[START]

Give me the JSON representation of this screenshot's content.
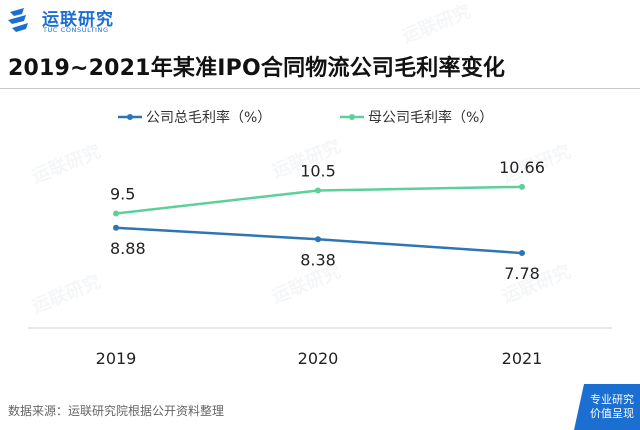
{
  "brand": {
    "name_cn": "运联研究",
    "name_en": "TUC CONSULTING",
    "color": "#1a6fd1"
  },
  "chart_data": {
    "type": "line",
    "title": "2019~2021年某准IPO合同物流公司毛利率变化",
    "categories": [
      "2019",
      "2020",
      "2021"
    ],
    "series": [
      {
        "name": "公司总毛利率（%）",
        "values": [
          8.88,
          8.38,
          7.78
        ],
        "labels": [
          "8.88",
          "8.38",
          "7.78"
        ],
        "color": "#2e75b6",
        "label_position": "below"
      },
      {
        "name": "母公司毛利率（%）",
        "values": [
          9.5,
          10.5,
          10.66
        ],
        "labels": [
          "9.5",
          "10.5",
          "10.66"
        ],
        "color": "#5ccf9b",
        "label_position": "above"
      }
    ],
    "ylim": [
      4,
      14
    ],
    "grid": false,
    "legend_position": "top"
  },
  "footer": {
    "source": "数据来源：运联研究院根据公开资料整理",
    "corner_line1": "专业研究",
    "corner_line2": "价值呈现",
    "corner_color": "#1a6fd1"
  }
}
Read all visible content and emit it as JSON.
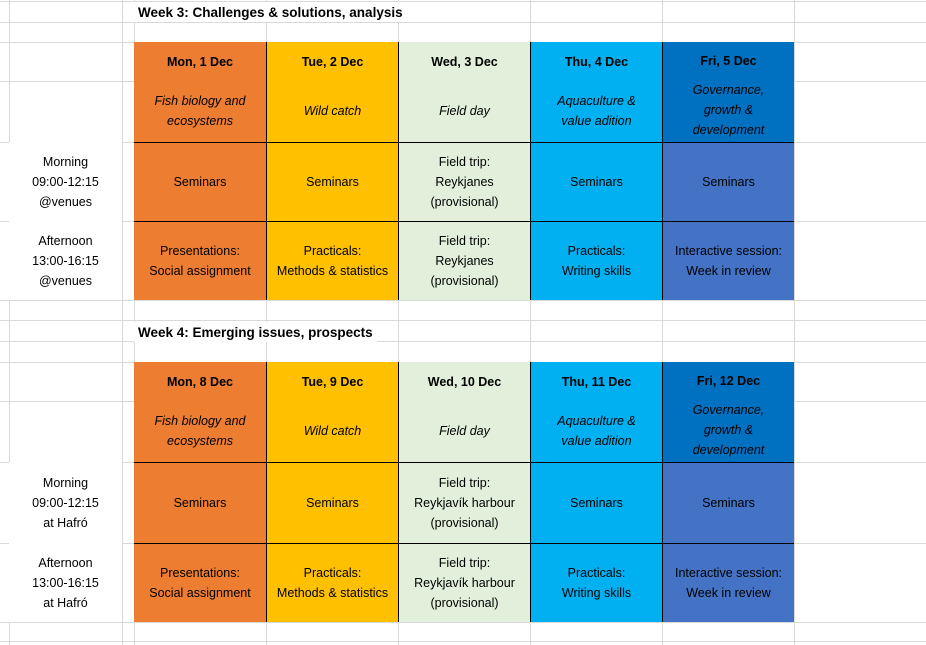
{
  "colors": {
    "monday_fill": "#ED7D31",
    "tuesday_fill": "#FFC000",
    "wednesday_fill": "#E2EFDA",
    "thursday_fill": "#00B0F0",
    "friday_header_fill": "#0070C0",
    "friday_body_fill": "#4472C4",
    "gridline": "#D9D9D9",
    "cell_border": "#000000",
    "text": "#000000"
  },
  "weeks": [
    {
      "title": "Week 3: Challenges & solutions, analysis",
      "row_labels": {
        "morning": "Morning\n09:00-12:15\n@venues",
        "afternoon": "Afternoon\n13:00-16:15\n@venues"
      },
      "days": [
        {
          "date": "Mon, 1 Dec",
          "theme": "Fish biology and\necosystems",
          "morning": "Seminars",
          "afternoon": "Presentations:\nSocial assignment"
        },
        {
          "date": "Tue, 2 Dec",
          "theme": "Wild catch",
          "morning": "Seminars",
          "afternoon": "Practicals:\nMethods & statistics"
        },
        {
          "date": "Wed, 3 Dec",
          "theme": "Field day",
          "morning": "Field trip:\nReykjanes\n(provisional)",
          "afternoon": "Field trip:\nReykjanes\n(provisional)"
        },
        {
          "date": "Thu, 4 Dec",
          "theme": "Aquaculture &\nvalue adition",
          "morning": "Seminars",
          "afternoon": "Practicals:\nWriting skills"
        },
        {
          "date": "Fri, 5 Dec",
          "theme": "Governance,\ngrowth &\ndevelopment",
          "morning": "Seminars",
          "afternoon": "Interactive session:\nWeek in review"
        }
      ]
    },
    {
      "title": "Week 4: Emerging issues, prospects",
      "row_labels": {
        "morning": "Morning\n09:00-12:15\nat Hafró",
        "afternoon": "Afternoon\n13:00-16:15\nat Hafró"
      },
      "days": [
        {
          "date": "Mon, 8 Dec",
          "theme": "Fish biology and\necosystems",
          "morning": "Seminars",
          "afternoon": "Presentations:\nSocial assignment"
        },
        {
          "date": "Tue, 9 Dec",
          "theme": "Wild catch",
          "morning": "Seminars",
          "afternoon": "Practicals:\nMethods & statistics"
        },
        {
          "date": "Wed, 10 Dec",
          "theme": "Field day",
          "morning": "Field trip:\nReykjavík harbour\n(provisional)",
          "afternoon": "Field trip:\nReykjavík harbour\n(provisional)"
        },
        {
          "date": "Thu, 11 Dec",
          "theme": "Aquaculture &\nvalue adition",
          "morning": "Seminars",
          "afternoon": "Practicals:\nWriting skills"
        },
        {
          "date": "Fri, 12 Dec",
          "theme": "Governance,\ngrowth &\ndevelopment",
          "morning": "Seminars",
          "afternoon": "Interactive session:\nWeek in review"
        }
      ]
    }
  ]
}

[END]

The material above must be printed exactly, with its pictures left out.

▶ [Solution to the exercise]
Give me the JSON representation of this screenshot's content.
{
  "brand": {
    "name_cn": "运联研究",
    "name_en": "TUC CONSULTING",
    "color": "#1a6fd1"
  },
  "chart_data": {
    "type": "line",
    "title": "2019~2021年某准IPO合同物流公司毛利率变化",
    "categories": [
      "2019",
      "2020",
      "2021"
    ],
    "series": [
      {
        "name": "公司总毛利率（%）",
        "values": [
          8.88,
          8.38,
          7.78
        ],
        "labels": [
          "8.88",
          "8.38",
          "7.78"
        ],
        "color": "#2e75b6",
        "label_position": "below"
      },
      {
        "name": "母公司毛利率（%）",
        "values": [
          9.5,
          10.5,
          10.66
        ],
        "labels": [
          "9.5",
          "10.5",
          "10.66"
        ],
        "color": "#5ccf9b",
        "label_position": "above"
      }
    ],
    "ylim": [
      4,
      14
    ],
    "grid": false,
    "legend_position": "top"
  },
  "footer": {
    "source": "数据来源：运联研究院根据公开资料整理",
    "corner_line1": "专业研究",
    "corner_line2": "价值呈现",
    "corner_color": "#1a6fd1"
  }
}
Read all visible content and emit it as JSON.
{
  "colors": {
    "monday_fill": "#ED7D31",
    "tuesday_fill": "#FFC000",
    "wednesday_fill": "#E2EFDA",
    "thursday_fill": "#00B0F0",
    "friday_header_fill": "#0070C0",
    "friday_body_fill": "#4472C4",
    "gridline": "#D9D9D9",
    "cell_border": "#000000",
    "text": "#000000"
  },
  "weeks": [
    {
      "title": "Week 3: Challenges & solutions, analysis",
      "row_labels": {
        "morning": "Morning\n09:00-12:15\n@venues",
        "afternoon": "Afternoon\n13:00-16:15\n@venues"
      },
      "days": [
        {
          "date": "Mon, 1 Dec",
          "theme": "Fish biology and\necosystems",
          "morning": "Seminars",
          "afternoon": "Presentations:\nSocial assignment"
        },
        {
          "date": "Tue, 2 Dec",
          "theme": "Wild catch",
          "morning": "Seminars",
          "afternoon": "Practicals:\nMethods & statistics"
        },
        {
          "date": "Wed, 3 Dec",
          "theme": "Field day",
          "morning": "Field trip:\nReykjanes\n(provisional)",
          "afternoon": "Field trip:\nReykjanes\n(provisional)"
        },
        {
          "date": "Thu, 4 Dec",
          "theme": "Aquaculture &\nvalue adition",
          "morning": "Seminars",
          "afternoon": "Practicals:\nWriting skills"
        },
        {
          "date": "Fri, 5 Dec",
          "theme": "Governance,\ngrowth &\ndevelopment",
          "morning": "Seminars",
          "afternoon": "Interactive session:\nWeek in review"
        }
      ]
    },
    {
      "title": "Week 4: Emerging issues, prospects",
      "row_labels": {
        "morning": "Morning\n09:00-12:15\nat Hafró",
        "afternoon": "Afternoon\n13:00-16:15\nat Hafró"
      },
      "days": [
        {
          "date": "Mon, 8 Dec",
          "theme": "Fish biology and\necosystems",
          "morning": "Seminars",
          "afternoon": "Presentations:\nSocial assignment"
        },
        {
          "date": "Tue, 9 Dec",
          "theme": "Wild catch",
          "morning": "Seminars",
          "afternoon": "Practicals:\nMethods & statistics"
        },
        {
          "date": "Wed, 10 Dec",
          "theme": "Field day",
          "morning": "Field trip:\nReykjavík harbour\n(provisional)",
          "afternoon": "Field trip:\nReykjavík harbour\n(provisional)"
        },
        {
          "date": "Thu, 11 Dec",
          "theme": "Aquaculture &\nvalue adition",
          "morning": "Seminars",
          "afternoon": "Practicals:\nWriting skills"
        },
        {
          "date": "Fri, 12 Dec",
          "theme": "Governance,\ngrowth &\ndevelopment",
          "morning": "Seminars",
          "afternoon": "Interactive session:\nWeek in review"
        }
      ]
    }
  ]
}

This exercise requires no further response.